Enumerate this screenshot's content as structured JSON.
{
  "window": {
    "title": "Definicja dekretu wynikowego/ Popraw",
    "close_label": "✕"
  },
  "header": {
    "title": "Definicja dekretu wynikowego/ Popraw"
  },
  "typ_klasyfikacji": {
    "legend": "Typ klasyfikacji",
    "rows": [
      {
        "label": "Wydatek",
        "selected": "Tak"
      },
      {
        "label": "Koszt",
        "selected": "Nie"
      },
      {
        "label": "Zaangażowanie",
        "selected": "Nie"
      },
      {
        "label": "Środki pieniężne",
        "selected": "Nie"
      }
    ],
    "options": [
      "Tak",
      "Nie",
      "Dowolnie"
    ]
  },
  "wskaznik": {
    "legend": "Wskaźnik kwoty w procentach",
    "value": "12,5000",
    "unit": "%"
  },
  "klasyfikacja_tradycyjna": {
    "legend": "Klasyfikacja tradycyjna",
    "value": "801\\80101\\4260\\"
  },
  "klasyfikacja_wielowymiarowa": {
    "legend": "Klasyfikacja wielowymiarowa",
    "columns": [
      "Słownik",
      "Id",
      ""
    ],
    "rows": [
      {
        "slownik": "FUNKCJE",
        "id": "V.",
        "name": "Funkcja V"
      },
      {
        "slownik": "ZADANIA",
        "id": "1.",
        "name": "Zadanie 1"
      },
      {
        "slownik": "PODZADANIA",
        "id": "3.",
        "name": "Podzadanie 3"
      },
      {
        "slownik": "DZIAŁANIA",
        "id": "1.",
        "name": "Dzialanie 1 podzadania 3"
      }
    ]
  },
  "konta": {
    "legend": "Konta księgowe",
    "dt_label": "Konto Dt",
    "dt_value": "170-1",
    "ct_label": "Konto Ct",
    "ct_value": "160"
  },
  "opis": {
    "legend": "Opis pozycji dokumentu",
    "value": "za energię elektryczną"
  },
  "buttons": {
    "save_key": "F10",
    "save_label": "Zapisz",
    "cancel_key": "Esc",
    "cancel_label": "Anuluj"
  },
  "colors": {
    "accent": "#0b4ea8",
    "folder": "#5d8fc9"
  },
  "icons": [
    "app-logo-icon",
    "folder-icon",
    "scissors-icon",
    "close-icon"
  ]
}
· · · · ·
**BRIEF**
Give the material above again, word for word.

**RESULT FOR THIS TASK**
Enumerate this screenshot's content as structured JSON.
{
  "window": {
    "title": "Definicja dekretu wynikowego/ Popraw",
    "close_label": "✕"
  },
  "header": {
    "title": "Definicja dekretu wynikowego/ Popraw"
  },
  "typ_klasyfikacji": {
    "legend": "Typ klasyfikacji",
    "rows": [
      {
        "label": "Wydatek",
        "selected": "Tak"
      },
      {
        "label": "Koszt",
        "selected": "Nie"
      },
      {
        "label": "Zaangażowanie",
        "selected": "Nie"
      },
      {
        "label": "Środki pieniężne",
        "selected": "Nie"
      }
    ],
    "options": [
      "Tak",
      "Nie",
      "Dowolnie"
    ]
  },
  "wskaznik": {
    "legend": "Wskaźnik kwoty w procentach",
    "value": "12,5000",
    "unit": "%"
  },
  "klasyfikacja_tradycyjna": {
    "legend": "Klasyfikacja tradycyjna",
    "value": "801\\80101\\4260\\"
  },
  "klasyfikacja_wielowymiarowa": {
    "legend": "Klasyfikacja wielowymiarowa",
    "columns": [
      "Słownik",
      "Id",
      ""
    ],
    "rows": [
      {
        "slownik": "FUNKCJE",
        "id": "V.",
        "name": "Funkcja V"
      },
      {
        "slownik": "ZADANIA",
        "id": "1.",
        "name": "Zadanie 1"
      },
      {
        "slownik": "PODZADANIA",
        "id": "3.",
        "name": "Podzadanie 3"
      },
      {
        "slownik": "DZIAŁANIA",
        "id": "1.",
        "name": "Dzialanie 1 podzadania 3"
      }
    ]
  },
  "konta": {
    "legend": "Konta księgowe",
    "dt_label": "Konto Dt",
    "dt_value": "170-1",
    "ct_label": "Konto Ct",
    "ct_value": "160"
  },
  "opis": {
    "legend": "Opis pozycji dokumentu",
    "value": "za energię elektryczną"
  },
  "buttons": {
    "save_key": "F10",
    "save_label": "Zapisz",
    "cancel_key": "Esc",
    "cancel_label": "Anuluj"
  },
  "colors": {
    "accent": "#0b4ea8",
    "folder": "#5d8fc9"
  },
  "icons": [
    "app-logo-icon",
    "folder-icon",
    "scissors-icon",
    "close-icon"
  ]
}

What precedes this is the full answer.